# Extract to read:
^^^^^^^^^^^^^^^^
Pride Is One Of The Most Subtly Brilliant Political Movies of the Last Decade
And It’s A Damn Entertaining One Too
Ten years ago at the 2015 Golden Globe nominations two films about activism were nominated for Best Picture. The one that got all the attention was Ava Duvernay’s Selma. Indeed it might very well be considered reverence. The movie was about how Martin Luther King (David Oyelowo. ) helped organize the historic march in the title town in Alabama in 1965, that was the final impetus that was need to get the Voting Rights Act passed. For numerous reasons — including the fact that the Supreme Court had just recently gutted the act — Selma was considered a major contender for Best Picture even before it was released. It was nominated in the Best Drama category.
^^^^^^^^^^^^^^^^
# What you are asked to do:
List every person named in the article on Pride above.

# Recorded information:
^^^^^^^^^^^^^^^^
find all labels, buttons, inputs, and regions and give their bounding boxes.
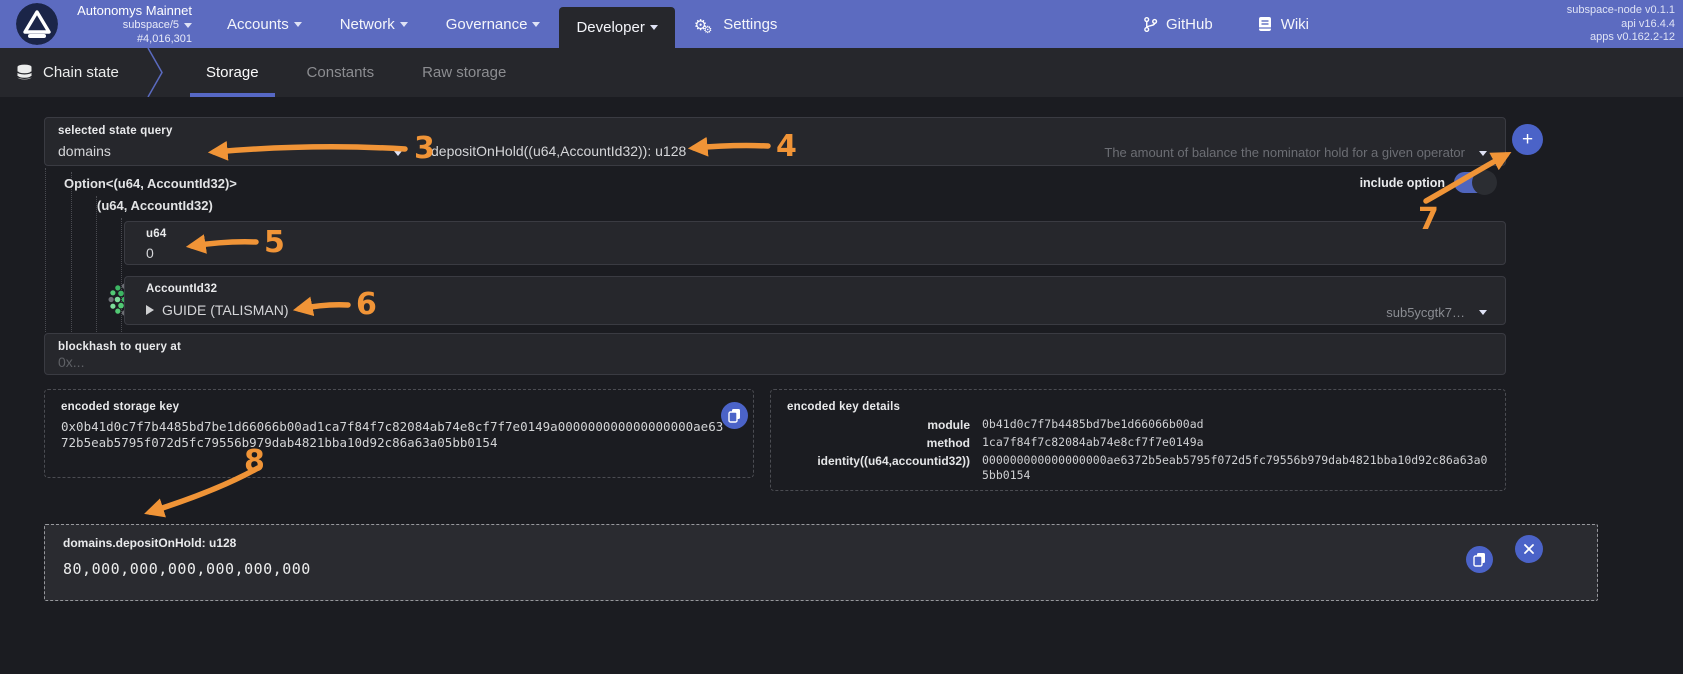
^^^^^^^^^^^^^^^^
# Finished task:
Ava Duvernay, Martin Luther King, David Oyelowo